(Collected data entries)
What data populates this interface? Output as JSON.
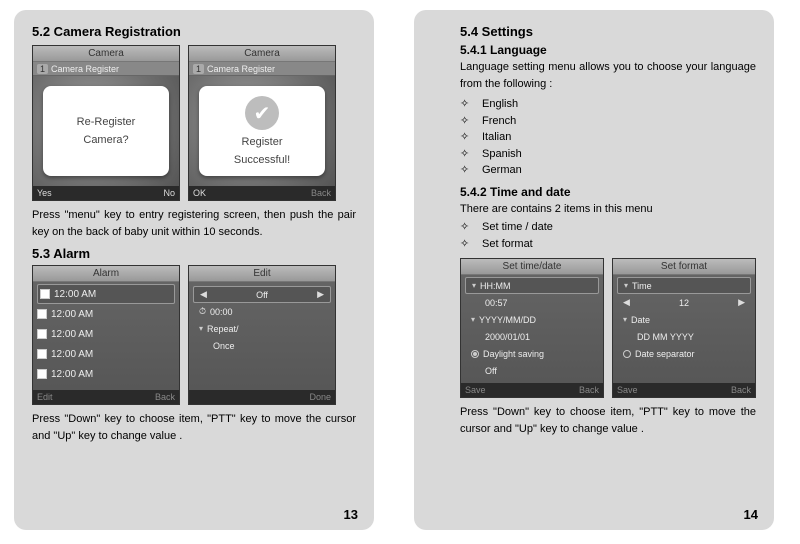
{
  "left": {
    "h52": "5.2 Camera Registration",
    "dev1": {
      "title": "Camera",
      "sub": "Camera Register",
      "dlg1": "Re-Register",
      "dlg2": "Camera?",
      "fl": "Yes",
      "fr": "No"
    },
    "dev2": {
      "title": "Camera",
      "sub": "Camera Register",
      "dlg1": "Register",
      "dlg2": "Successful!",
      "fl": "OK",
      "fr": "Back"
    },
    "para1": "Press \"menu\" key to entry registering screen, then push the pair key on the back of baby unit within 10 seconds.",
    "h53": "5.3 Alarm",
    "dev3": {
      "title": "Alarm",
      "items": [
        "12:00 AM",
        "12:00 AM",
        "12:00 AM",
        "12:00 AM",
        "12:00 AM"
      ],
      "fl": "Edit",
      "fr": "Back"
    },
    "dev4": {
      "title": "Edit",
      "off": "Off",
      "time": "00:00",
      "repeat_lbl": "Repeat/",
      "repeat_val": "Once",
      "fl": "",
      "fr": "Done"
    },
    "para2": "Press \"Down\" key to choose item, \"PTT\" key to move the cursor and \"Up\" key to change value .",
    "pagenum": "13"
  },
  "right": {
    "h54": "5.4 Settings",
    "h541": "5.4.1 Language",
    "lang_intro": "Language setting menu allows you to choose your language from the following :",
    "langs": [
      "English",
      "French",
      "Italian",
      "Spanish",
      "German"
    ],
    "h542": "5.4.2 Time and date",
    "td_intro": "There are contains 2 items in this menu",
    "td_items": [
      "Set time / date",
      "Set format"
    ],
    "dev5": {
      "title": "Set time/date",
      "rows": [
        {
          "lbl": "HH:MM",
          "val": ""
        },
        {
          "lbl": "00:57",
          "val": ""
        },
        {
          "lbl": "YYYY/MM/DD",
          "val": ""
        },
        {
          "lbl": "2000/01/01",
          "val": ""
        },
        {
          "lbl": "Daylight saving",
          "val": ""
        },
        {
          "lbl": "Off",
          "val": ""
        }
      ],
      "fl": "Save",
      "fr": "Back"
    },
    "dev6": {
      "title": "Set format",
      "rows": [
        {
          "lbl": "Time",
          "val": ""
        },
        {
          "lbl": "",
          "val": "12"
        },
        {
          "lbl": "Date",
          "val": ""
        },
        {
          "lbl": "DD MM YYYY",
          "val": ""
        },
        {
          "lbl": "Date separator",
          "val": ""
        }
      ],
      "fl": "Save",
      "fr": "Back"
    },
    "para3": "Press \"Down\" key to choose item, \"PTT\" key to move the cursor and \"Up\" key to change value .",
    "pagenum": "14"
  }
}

Objective: Find each line holding the string "Down" and copy it out.

Exercise result:
    "para2": "Press \"Down\" key to choose item, \"PTT\" key to move the cursor and \"Up\" key to change value .",
    "para3": "Press \"Down\" key to choose item, \"PTT\" key to move the cursor and \"Up\" key to change value .",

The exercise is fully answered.